GOAL: What follows is a block of records; restate each one word for word.

RECORDS SUPPLIED:

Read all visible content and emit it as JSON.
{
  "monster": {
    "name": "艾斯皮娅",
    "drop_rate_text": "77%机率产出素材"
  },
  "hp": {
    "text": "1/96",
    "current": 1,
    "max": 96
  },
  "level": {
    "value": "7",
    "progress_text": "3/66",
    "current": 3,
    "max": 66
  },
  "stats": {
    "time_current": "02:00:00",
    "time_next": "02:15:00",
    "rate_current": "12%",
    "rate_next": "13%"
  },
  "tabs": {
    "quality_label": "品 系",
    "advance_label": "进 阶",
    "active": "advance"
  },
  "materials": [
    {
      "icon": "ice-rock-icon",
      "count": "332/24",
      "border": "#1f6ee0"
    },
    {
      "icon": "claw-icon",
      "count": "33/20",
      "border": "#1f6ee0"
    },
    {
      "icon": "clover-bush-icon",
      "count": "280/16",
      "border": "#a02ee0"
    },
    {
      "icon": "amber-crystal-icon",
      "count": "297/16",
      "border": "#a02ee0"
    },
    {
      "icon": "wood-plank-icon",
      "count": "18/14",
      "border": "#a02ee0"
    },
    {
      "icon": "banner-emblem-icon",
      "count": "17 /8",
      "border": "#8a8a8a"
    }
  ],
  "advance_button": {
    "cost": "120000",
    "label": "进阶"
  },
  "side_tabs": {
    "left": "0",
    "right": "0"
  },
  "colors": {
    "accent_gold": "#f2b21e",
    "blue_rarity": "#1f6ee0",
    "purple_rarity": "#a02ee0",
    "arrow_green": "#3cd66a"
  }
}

RESULT FOR THIS EXERCISE:
Read all visible content and emit it as JSON.
{
  "monster": {
    "name": "艾斯皮娅",
    "drop_rate_text": "77%机率产出素材"
  },
  "hp": {
    "text": "1/96",
    "current": 1,
    "max": 96
  },
  "level": {
    "value": "7",
    "progress_text": "3/66",
    "current": 3,
    "max": 66
  },
  "stats": {
    "time_current": "02:00:00",
    "time_next": "02:15:00",
    "rate_current": "12%",
    "rate_next": "13%"
  },
  "tabs": {
    "quality_label": "品 系",
    "advance_label": "进 阶",
    "active": "advance"
  },
  "materials": [
    {
      "icon": "ice-rock-icon",
      "count": "332/24",
      "border": "#1f6ee0"
    },
    {
      "icon": "claw-icon",
      "count": "33/20",
      "border": "#1f6ee0"
    },
    {
      "icon": "clover-bush-icon",
      "count": "280/16",
      "border": "#a02ee0"
    },
    {
      "icon": "amber-crystal-icon",
      "count": "297/16",
      "border": "#a02ee0"
    },
    {
      "icon": "wood-plank-icon",
      "count": "18/14",
      "border": "#a02ee0"
    },
    {
      "icon": "banner-emblem-icon",
      "count": "17 /8",
      "border": "#8a8a8a"
    }
  ],
  "advance_button": {
    "cost": "120000",
    "label": "进阶"
  },
  "side_tabs": {
    "left": "0",
    "right": "0"
  },
  "colors": {
    "accent_gold": "#f2b21e",
    "blue_rarity": "#1f6ee0",
    "purple_rarity": "#a02ee0",
    "arrow_green": "#3cd66a"
  }
}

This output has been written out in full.